> Extract to read
################

# I Thought This Was Interesting (csrss.exe)



## Bold_Fortune (Jan 3, 2003)

I thought this was interesting. Check to see if you have "csrss.exe" showing that it is running in your Task Manager under Processes.

Ctfmon.exe is the file that is responsible for controlling the Alternative User Input technologies. It starts the Language Bar component (in the Systray) and remains running in the background even after you quit an Office XP program. It also starts each time Windows is started and remains in the background, regardless of whether an Office XP program is started.

Instead of following all the advice "To prevent Ctfmon.exe from running," I just took these steps, and "csrss.exe" was gone.

Run Regsvr32 /U on the Msimtf.dll and Msctf.dll Files

1. Click Start and then click Run.

2. In the Run dialog box, type the following command: 
Regsvr32.exe /u msimtf.dll

3. Click OK.

I guess, too, with that way, if a person wanted to use the Language Bar again, he or she would just have to re-register the files.

################

> Raw data
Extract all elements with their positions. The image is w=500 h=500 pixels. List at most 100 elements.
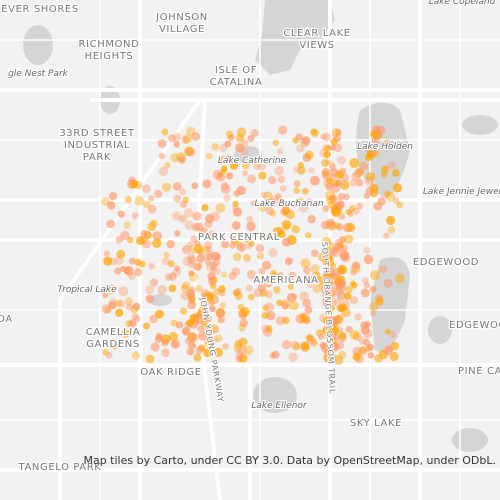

################

> Goal of the exercise
Write the next part of the forum post about csrss.exe and Ctfmon.exe, beginning right after its final sentence. The lines above are separate material with no connection to the forum post.

> Output of the exercise
Just seemed kind of interesting. I don't know much about it really. I just know "csrss.exe" seems to always run with or without Office. And since I don't have Office, I thought I'd try it out.

From Microsoft:

http://support.microsoft.com/?kbid=282599

EDIT: I'm sorry. My brain misfired. I was thinking "ctfmon.exe" and looking at "csrss.exe". Whatta dope.


----------



## John Burns (Jul 29, 1999)

Congrats - you succeeded in completely confusing me - but then, that's relatively easy to do - lol!


----------



## BanditFlyer (Oct 25, 2005)

Thx for the info!


----------



## MrFishy (Nov 22, 2004)

What? I'd like to stop this ctfmon. exe . . . but ?


----------



## SIR****TMG (Aug 12, 2003)

ok..............................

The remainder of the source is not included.